**Stated exercise**
Return a copy of each line that holds the string "channel".

**Supplied data**
· · · ·
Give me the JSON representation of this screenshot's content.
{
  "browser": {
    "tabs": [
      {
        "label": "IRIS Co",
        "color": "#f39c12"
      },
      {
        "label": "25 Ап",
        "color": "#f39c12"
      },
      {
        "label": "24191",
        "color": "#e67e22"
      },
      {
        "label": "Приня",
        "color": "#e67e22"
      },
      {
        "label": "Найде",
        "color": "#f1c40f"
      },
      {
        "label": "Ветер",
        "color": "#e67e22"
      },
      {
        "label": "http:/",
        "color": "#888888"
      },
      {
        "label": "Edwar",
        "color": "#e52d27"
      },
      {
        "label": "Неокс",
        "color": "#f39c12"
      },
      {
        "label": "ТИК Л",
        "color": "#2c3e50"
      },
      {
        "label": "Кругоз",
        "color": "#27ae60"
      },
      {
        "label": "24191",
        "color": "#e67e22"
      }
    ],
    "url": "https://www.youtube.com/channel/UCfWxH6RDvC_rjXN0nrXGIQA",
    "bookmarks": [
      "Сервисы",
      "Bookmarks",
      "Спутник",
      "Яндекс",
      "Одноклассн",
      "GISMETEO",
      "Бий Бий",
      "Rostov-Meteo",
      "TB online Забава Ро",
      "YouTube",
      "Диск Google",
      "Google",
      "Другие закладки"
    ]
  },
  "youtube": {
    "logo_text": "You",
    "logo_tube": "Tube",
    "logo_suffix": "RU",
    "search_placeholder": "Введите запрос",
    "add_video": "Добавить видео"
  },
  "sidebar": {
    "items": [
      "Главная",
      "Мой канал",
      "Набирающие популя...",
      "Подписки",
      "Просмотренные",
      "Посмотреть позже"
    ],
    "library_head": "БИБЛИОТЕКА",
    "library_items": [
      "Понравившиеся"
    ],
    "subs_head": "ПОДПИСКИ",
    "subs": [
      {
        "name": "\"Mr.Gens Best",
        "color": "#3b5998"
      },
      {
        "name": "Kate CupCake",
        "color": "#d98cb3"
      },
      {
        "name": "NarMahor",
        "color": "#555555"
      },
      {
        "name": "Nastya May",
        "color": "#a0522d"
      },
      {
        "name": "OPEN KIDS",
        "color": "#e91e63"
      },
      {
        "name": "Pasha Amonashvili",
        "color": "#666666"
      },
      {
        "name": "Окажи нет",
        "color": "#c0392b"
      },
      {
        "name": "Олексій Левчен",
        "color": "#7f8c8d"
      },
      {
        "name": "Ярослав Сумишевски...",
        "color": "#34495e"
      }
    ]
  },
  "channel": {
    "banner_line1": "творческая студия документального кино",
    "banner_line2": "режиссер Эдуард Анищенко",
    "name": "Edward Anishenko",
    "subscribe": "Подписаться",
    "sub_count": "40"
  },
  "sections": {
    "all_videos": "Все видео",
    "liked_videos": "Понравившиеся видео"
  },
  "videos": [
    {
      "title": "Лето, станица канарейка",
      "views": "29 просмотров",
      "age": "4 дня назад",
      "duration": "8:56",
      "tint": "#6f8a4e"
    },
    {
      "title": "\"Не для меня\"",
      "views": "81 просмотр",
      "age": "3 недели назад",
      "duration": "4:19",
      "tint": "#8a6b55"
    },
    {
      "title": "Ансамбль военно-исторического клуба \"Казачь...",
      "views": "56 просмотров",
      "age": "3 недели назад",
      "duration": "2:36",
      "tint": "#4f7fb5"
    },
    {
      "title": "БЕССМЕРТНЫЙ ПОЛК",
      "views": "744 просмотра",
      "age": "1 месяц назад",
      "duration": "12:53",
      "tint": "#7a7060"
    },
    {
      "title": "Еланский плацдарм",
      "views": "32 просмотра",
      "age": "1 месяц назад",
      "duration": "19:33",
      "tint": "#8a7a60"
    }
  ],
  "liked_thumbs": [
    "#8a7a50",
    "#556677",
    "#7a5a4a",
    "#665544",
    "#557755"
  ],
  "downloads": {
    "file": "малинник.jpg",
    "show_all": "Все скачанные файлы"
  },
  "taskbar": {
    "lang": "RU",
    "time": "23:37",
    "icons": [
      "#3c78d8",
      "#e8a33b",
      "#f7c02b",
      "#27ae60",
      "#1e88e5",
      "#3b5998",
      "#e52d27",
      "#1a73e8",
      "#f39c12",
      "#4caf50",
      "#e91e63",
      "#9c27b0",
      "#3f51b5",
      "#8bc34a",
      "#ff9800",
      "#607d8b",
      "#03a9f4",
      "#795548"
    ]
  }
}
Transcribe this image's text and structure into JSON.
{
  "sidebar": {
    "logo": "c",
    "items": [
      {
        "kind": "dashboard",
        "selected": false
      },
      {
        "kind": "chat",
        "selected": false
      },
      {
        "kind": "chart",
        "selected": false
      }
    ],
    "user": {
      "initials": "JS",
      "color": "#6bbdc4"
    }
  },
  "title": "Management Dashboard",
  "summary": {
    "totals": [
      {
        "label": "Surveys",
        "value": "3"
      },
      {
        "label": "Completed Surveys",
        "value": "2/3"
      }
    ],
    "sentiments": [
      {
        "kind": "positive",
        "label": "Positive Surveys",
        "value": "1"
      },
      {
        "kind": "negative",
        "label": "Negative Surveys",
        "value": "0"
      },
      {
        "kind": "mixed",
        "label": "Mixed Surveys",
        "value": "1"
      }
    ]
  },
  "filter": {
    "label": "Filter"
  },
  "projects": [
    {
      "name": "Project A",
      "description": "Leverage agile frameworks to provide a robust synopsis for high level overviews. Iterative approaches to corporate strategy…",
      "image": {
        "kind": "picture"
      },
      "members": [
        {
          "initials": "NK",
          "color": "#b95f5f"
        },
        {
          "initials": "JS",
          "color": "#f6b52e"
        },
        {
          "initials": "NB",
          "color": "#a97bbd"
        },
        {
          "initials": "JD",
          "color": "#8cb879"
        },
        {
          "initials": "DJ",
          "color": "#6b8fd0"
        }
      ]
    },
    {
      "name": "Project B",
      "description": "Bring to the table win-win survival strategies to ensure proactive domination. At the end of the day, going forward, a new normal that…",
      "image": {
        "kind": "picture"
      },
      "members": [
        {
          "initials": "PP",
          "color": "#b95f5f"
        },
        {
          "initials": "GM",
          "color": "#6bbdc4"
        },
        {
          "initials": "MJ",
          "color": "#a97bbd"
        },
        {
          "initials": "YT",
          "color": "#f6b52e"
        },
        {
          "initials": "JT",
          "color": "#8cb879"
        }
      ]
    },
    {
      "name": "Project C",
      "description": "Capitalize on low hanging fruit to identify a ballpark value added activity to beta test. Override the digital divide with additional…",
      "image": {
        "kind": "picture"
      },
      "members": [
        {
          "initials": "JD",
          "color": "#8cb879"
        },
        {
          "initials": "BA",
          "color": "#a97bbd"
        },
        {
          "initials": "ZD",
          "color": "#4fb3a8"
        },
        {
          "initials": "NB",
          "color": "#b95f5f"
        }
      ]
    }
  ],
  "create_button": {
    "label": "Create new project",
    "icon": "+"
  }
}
· · · ·
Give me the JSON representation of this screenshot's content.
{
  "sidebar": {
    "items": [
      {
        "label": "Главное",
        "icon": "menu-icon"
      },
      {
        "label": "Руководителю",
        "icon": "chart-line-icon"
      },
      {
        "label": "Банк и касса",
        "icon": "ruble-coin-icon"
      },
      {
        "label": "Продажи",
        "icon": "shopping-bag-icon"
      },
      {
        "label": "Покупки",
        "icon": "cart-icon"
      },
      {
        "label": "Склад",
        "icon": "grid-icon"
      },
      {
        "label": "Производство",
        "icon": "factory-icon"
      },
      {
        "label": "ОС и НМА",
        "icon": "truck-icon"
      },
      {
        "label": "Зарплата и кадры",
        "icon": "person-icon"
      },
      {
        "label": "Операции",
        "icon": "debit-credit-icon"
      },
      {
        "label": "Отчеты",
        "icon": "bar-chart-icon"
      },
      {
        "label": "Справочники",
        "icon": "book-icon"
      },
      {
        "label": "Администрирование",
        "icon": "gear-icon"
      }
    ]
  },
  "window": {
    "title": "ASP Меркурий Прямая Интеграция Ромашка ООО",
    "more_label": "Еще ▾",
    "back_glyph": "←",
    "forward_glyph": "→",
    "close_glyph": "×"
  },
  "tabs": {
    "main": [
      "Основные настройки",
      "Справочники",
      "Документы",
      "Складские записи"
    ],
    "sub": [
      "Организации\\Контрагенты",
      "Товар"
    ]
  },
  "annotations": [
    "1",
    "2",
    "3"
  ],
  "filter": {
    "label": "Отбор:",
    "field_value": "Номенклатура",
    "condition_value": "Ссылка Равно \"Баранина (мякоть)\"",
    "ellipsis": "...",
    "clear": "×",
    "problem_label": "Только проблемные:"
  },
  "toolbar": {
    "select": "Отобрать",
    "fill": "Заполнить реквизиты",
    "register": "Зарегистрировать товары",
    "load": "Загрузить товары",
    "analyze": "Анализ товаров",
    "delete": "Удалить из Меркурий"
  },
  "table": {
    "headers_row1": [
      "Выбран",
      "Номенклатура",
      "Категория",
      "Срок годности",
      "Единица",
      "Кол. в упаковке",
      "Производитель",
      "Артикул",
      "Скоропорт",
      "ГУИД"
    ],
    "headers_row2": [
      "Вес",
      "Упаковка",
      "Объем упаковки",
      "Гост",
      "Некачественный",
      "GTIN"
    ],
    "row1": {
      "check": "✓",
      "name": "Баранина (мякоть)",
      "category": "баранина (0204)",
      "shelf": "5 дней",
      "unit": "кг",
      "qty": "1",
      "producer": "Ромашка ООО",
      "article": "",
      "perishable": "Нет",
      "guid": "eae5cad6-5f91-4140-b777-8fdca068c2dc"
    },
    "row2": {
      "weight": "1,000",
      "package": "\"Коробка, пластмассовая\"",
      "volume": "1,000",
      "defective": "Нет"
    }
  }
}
· · · ·
**Written answer**
    "url": "https://www.youtube.com/channel/UCfWxH6RDvC_rjXN0nrXGIQA",
  "channel": {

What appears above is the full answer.